**What this task involves**
Read the material below and count the lines holding the string "participar". Give that count with nothing added.

--- begin Stored records ---

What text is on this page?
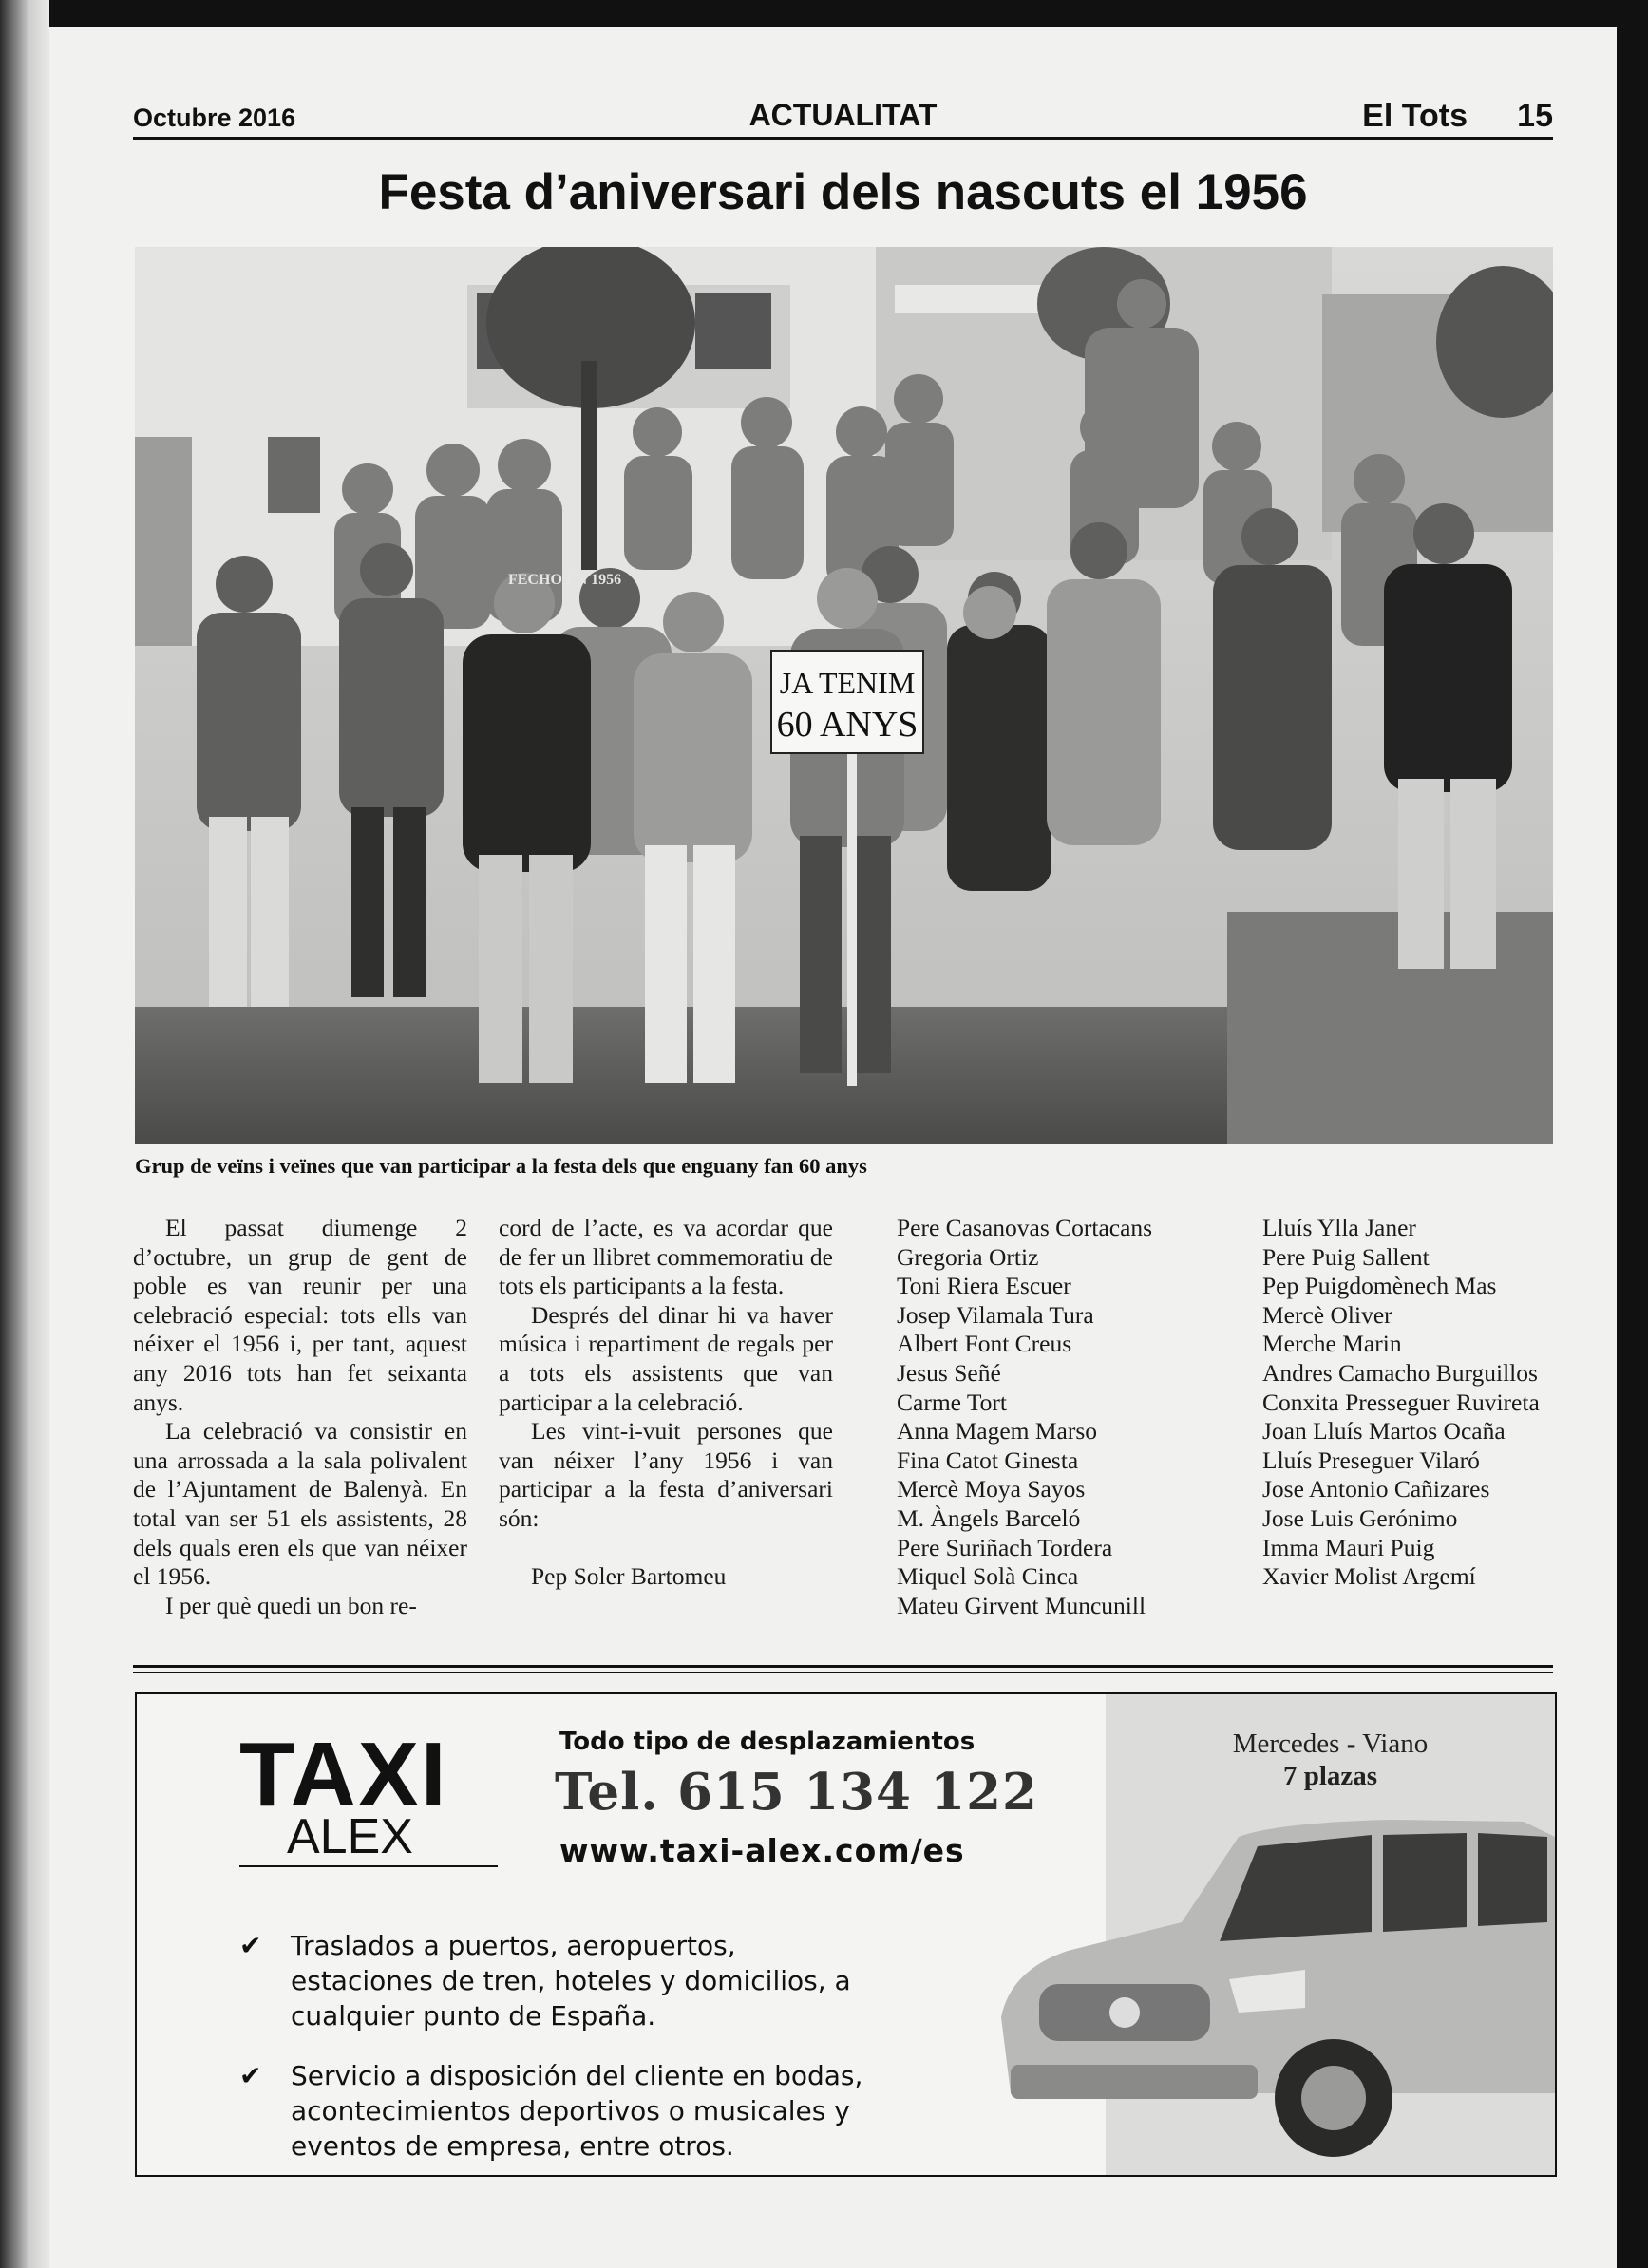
Octubre 2016	ACTUALITAT	El Tots 15
Festa d’aniversari dels nascuts el 1956
FECHO EN 1956
JA TENIM
60 ANYS
Grup de veïns i veïnes que van participar a la festa dels que enguany fan 60 anys

El passat diumenge 2 d’octubre, un grup de gent de poble es van reunir per una celebració especial: tots ells van néixer el 1956 i, per tant, aquest any 2016 tots han fet seixanta anys.

La celebració va consistir en una arrossada a la sala polivalent de l’Ajuntament de Balenyà. En total van ser 51 els assistents, 28 dels quals eren els que van néixer el 1956.

I per què quedi un bon re-

cord de l’acte, es va acordar que de fer un llibret commemoratiu de tots els participants a la festa.

Després del dinar hi va haver música i repartiment de regals per a tots els assistents que van participar a la celebració.

Les vint-i-vuit persones que van néixer l’any 1956 i van participar a la festa d’aniversari són:

Pep Soler Bartomeu

Pere Casanovas Cortacans
Gregoria Ortiz
Toni Riera Escuer
Josep Vilamala Tura
Albert Font Creus
Jesus Señé
Carme Tort
Anna Magem Marso
Fina Catot Ginesta
Mercè Moya Sayos
M. Àngels Barceló
Pere Suriñach Tordera
Miquel Solà Cinca
Mateu Girvent Muncunill
Lluís Ylla Janer
Pere Puig Sallent
Pep Puigdomènech Mas
Mercè Oliver
Merche Marin
Andres Camacho Burguillos
Conxita Presseguer Ruvireta
Joan Lluís Martos Ocaña
Lluís Preseguer Vilaró
Jose Antonio Cañizares
Jose Luis Gerónimo
Imma Mauri Puig
Xavier Molist Argemí
TAXI
ALEX
Todo tipo de desplazamientos
Tel. 615 134 122
www.taxi-alex.com/es
✔ Traslados a puertos, aeropuertos, estaciones de tren, hoteles y domicilios, a cualquier punto de España.
✔ Servicio a disposición del cliente en bodas, acontecimientos deportivos o musicales y eventos de empresa, entre otros.
Mercedes - Viano
7 plazas
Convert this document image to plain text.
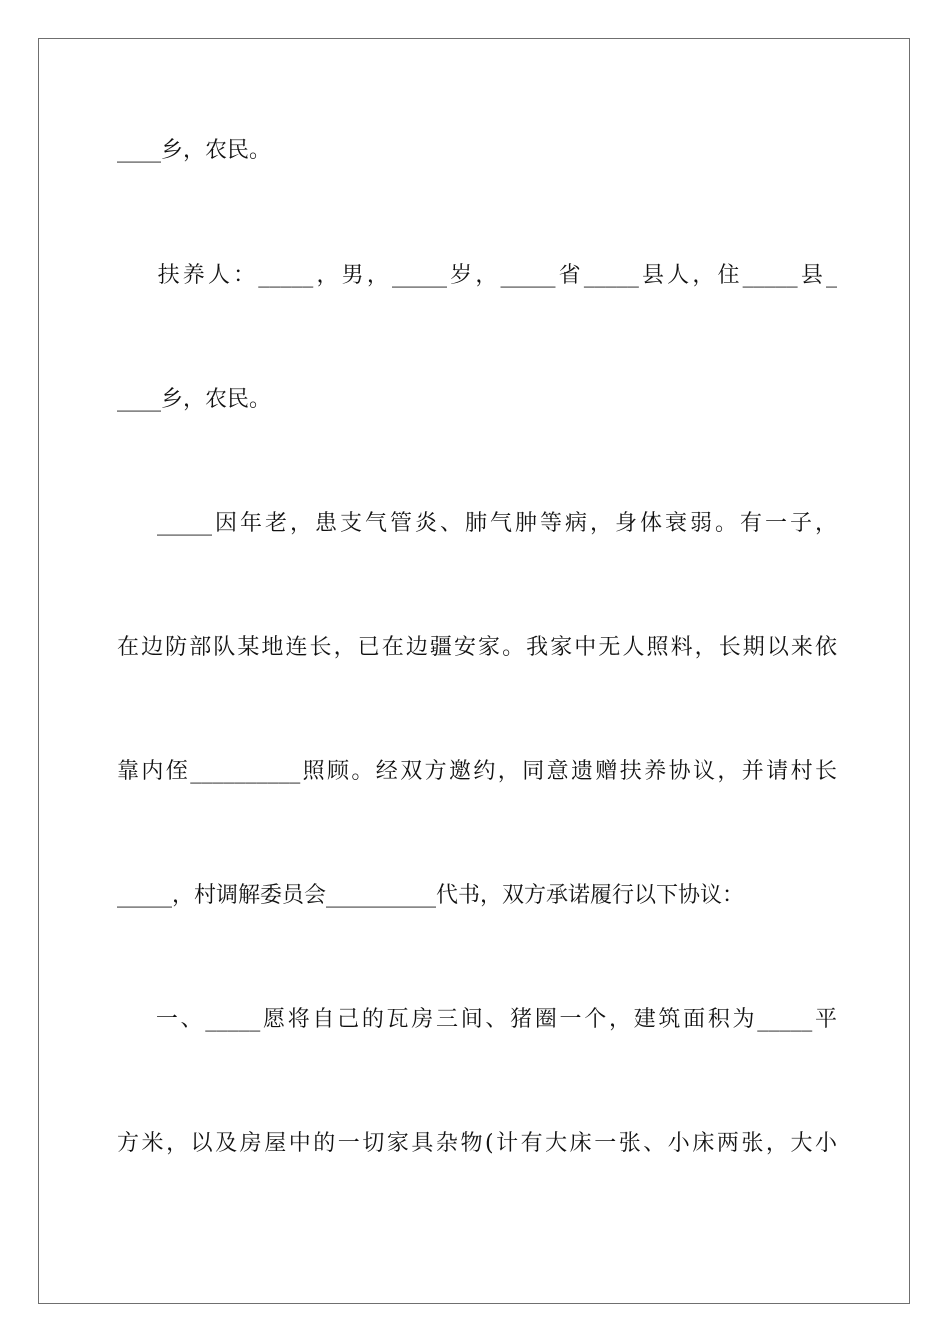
____乡，农民。
扶养人：_____，男，_____岁，_____省_____县人，住_____县_
____乡，农民。
_____因年老，患支气管炎、肺气肿等病，身体衰弱。有一子，
在边防部队某地连长，已在边疆安家。我家中无人照料，长期以来依
靠内侄__________照顾。经双方邀约，同意遗赠扶养协议，并请村长
_____，村调解委员会__________代书，双方承诺履行以下协议：
一、_____愿将自己的瓦房三间、猪圈一个，建筑面积为_____平
方米，以及房屋中的一切家具杂物(计有大床一张、小床两张，大小
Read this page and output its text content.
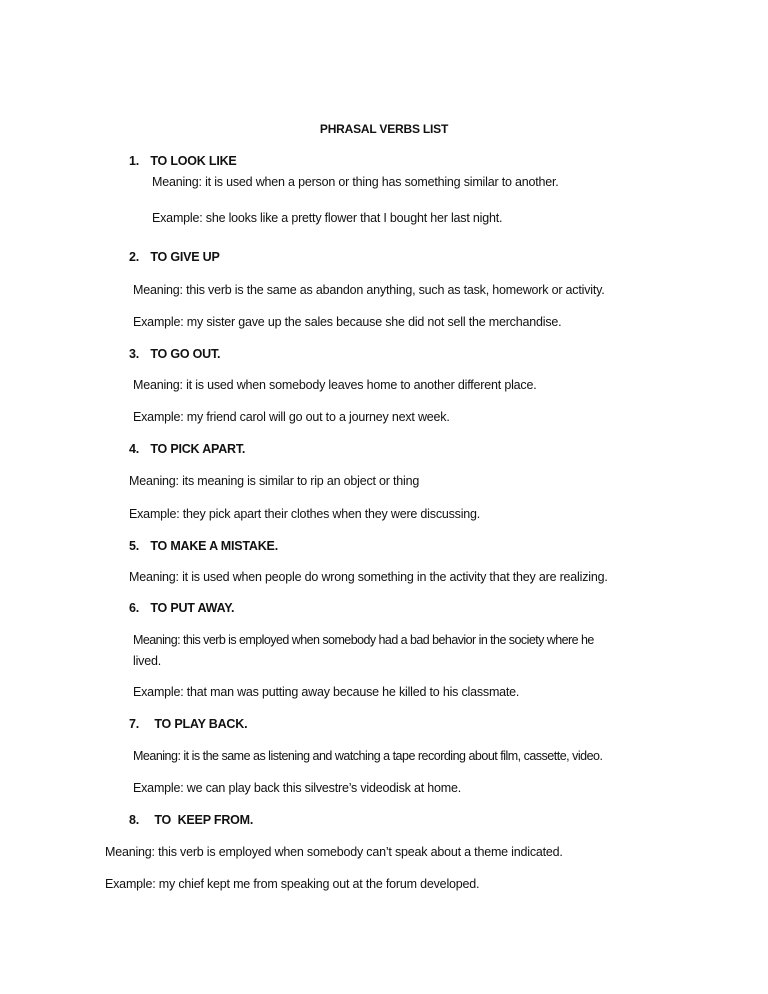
PHRASAL VERBS LIST
1. TO LOOK LIKE
Meaning: it is used when a person or thing has something similar to another.
Example: she looks like a pretty flower that I bought her last night.
2. TO GIVE UP
Meaning: this verb is the same as abandon anything, such as task, homework or activity.
Example: my sister gave up the sales because she did not sell the merchandise.
3. TO GO OUT.
Meaning: it is used when somebody leaves home to another different place.
Example: my friend carol will go out to a journey next week.
4. TO PICK APART.
Meaning: its meaning is similar to rip an object or thing
Example: they pick apart their clothes when they were discussing.
5. TO MAKE A MISTAKE.
Meaning: it is used when people do wrong something in the activity that they are realizing.
6. TO PUT AWAY.
Meaning: this verb is employed when somebody had a bad behavior in the society where he
lived.
Example: that man was putting away because he killed to his classmate.
7. TO PLAY BACK.
Meaning: it is the same as listening and watching a tape recording about film, cassette, video.
Example: we can play back this silvestre’s videodisk at home.
8. TO  KEEP FROM.
Meaning: this verb is employed when somebody can’t speak about a theme indicated.
Example: my chief kept me from speaking out at the forum developed.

--- end Stored records ---

**Worked answer**
3